MATERIAL PROVIDED:
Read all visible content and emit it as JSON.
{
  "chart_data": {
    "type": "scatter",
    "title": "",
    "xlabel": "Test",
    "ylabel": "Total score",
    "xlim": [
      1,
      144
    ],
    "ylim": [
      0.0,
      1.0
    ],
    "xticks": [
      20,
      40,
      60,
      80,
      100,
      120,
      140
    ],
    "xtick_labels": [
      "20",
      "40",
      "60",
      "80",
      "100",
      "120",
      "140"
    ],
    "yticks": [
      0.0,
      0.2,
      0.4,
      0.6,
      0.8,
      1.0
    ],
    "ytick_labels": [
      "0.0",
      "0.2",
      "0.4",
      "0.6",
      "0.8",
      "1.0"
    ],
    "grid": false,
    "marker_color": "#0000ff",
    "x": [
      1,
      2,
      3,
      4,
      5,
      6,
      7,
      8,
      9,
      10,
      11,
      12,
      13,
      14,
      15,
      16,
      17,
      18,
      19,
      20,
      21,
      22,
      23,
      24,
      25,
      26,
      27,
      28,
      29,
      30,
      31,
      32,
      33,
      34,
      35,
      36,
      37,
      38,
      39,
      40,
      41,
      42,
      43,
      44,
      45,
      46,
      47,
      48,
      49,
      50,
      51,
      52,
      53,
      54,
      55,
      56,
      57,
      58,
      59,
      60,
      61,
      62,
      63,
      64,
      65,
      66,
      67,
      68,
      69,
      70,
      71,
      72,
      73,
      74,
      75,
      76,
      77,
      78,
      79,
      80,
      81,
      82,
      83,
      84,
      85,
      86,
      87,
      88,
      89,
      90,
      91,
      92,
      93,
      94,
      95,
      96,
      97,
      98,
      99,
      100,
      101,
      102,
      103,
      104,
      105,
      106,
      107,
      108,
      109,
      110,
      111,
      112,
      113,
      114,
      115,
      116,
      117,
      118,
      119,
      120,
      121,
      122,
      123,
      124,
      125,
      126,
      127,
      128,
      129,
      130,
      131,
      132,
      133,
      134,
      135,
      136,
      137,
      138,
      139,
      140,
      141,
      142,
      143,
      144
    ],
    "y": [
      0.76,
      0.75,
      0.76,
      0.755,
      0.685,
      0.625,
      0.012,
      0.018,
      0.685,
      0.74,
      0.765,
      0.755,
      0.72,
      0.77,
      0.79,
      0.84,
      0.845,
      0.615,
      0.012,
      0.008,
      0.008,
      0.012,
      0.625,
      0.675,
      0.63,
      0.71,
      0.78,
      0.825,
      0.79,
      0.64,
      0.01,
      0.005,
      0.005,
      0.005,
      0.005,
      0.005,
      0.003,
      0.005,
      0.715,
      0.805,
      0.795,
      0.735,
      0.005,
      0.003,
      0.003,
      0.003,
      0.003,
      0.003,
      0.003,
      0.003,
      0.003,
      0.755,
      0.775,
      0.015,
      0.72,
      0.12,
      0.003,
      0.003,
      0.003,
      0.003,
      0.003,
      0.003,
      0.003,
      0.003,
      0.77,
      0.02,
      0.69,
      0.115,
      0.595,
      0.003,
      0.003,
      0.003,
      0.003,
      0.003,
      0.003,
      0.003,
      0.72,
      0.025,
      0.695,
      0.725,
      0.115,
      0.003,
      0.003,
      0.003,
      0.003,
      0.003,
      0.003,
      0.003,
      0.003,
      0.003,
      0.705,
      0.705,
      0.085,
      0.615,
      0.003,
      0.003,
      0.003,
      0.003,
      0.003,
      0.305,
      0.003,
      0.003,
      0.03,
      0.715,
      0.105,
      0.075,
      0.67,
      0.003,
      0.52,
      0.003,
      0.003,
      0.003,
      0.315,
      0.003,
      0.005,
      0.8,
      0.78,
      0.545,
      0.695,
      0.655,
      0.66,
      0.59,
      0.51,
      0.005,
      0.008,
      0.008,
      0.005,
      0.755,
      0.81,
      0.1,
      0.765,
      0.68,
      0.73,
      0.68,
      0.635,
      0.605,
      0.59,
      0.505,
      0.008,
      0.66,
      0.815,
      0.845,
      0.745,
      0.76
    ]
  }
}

WHAT IS ASKED: Repeat back the data above, exact to the last character.

RIGHT ANSWER:
Read all visible content and emit it as JSON.
{
  "chart_data": {
    "type": "scatter",
    "title": "",
    "xlabel": "Test",
    "ylabel": "Total score",
    "xlim": [
      1,
      144
    ],
    "ylim": [
      0.0,
      1.0
    ],
    "xticks": [
      20,
      40,
      60,
      80,
      100,
      120,
      140
    ],
    "xtick_labels": [
      "20",
      "40",
      "60",
      "80",
      "100",
      "120",
      "140"
    ],
    "yticks": [
      0.0,
      0.2,
      0.4,
      0.6,
      0.8,
      1.0
    ],
    "ytick_labels": [
      "0.0",
      "0.2",
      "0.4",
      "0.6",
      "0.8",
      "1.0"
    ],
    "grid": false,
    "marker_color": "#0000ff",
    "x": [
      1,
      2,
      3,
      4,
      5,
      6,
      7,
      8,
      9,
      10,
      11,
      12,
      13,
      14,
      15,
      16,
      17,
      18,
      19,
      20,
      21,
      22,
      23,
      24,
      25,
      26,
      27,
      28,
      29,
      30,
      31,
      32,
      33,
      34,
      35,
      36,
      37,
      38,
      39,
      40,
      41,
      42,
      43,
      44,
      45,
      46,
      47,
      48,
      49,
      50,
      51,
      52,
      53,
      54,
      55,
      56,
      57,
      58,
      59,
      60,
      61,
      62,
      63,
      64,
      65,
      66,
      67,
      68,
      69,
      70,
      71,
      72,
      73,
      74,
      75,
      76,
      77,
      78,
      79,
      80,
      81,
      82,
      83,
      84,
      85,
      86,
      87,
      88,
      89,
      90,
      91,
      92,
      93,
      94,
      95,
      96,
      97,
      98,
      99,
      100,
      101,
      102,
      103,
      104,
      105,
      106,
      107,
      108,
      109,
      110,
      111,
      112,
      113,
      114,
      115,
      116,
      117,
      118,
      119,
      120,
      121,
      122,
      123,
      124,
      125,
      126,
      127,
      128,
      129,
      130,
      131,
      132,
      133,
      134,
      135,
      136,
      137,
      138,
      139,
      140,
      141,
      142,
      143,
      144
    ],
    "y": [
      0.76,
      0.75,
      0.76,
      0.755,
      0.685,
      0.625,
      0.012,
      0.018,
      0.685,
      0.74,
      0.765,
      0.755,
      0.72,
      0.77,
      0.79,
      0.84,
      0.845,
      0.615,
      0.012,
      0.008,
      0.008,
      0.012,
      0.625,
      0.675,
      0.63,
      0.71,
      0.78,
      0.825,
      0.79,
      0.64,
      0.01,
      0.005,
      0.005,
      0.005,
      0.005,
      0.005,
      0.003,
      0.005,
      0.715,
      0.805,
      0.795,
      0.735,
      0.005,
      0.003,
      0.003,
      0.003,
      0.003,
      0.003,
      0.003,
      0.003,
      0.003,
      0.755,
      0.775,
      0.015,
      0.72,
      0.12,
      0.003,
      0.003,
      0.003,
      0.003,
      0.003,
      0.003,
      0.003,
      0.003,
      0.77,
      0.02,
      0.69,
      0.115,
      0.595,
      0.003,
      0.003,
      0.003,
      0.003,
      0.003,
      0.003,
      0.003,
      0.72,
      0.025,
      0.695,
      0.725,
      0.115,
      0.003,
      0.003,
      0.003,
      0.003,
      0.003,
      0.003,
      0.003,
      0.003,
      0.003,
      0.705,
      0.705,
      0.085,
      0.615,
      0.003,
      0.003,
      0.003,
      0.003,
      0.003,
      0.305,
      0.003,
      0.003,
      0.03,
      0.715,
      0.105,
      0.075,
      0.67,
      0.003,
      0.52,
      0.003,
      0.003,
      0.003,
      0.315,
      0.003,
      0.005,
      0.8,
      0.78,
      0.545,
      0.695,
      0.655,
      0.66,
      0.59,
      0.51,
      0.005,
      0.008,
      0.008,
      0.005,
      0.755,
      0.81,
      0.1,
      0.765,
      0.68,
      0.73,
      0.68,
      0.635,
      0.605,
      0.59,
      0.505,
      0.008,
      0.66,
      0.815,
      0.845,
      0.745,
      0.76
    ]
  }
}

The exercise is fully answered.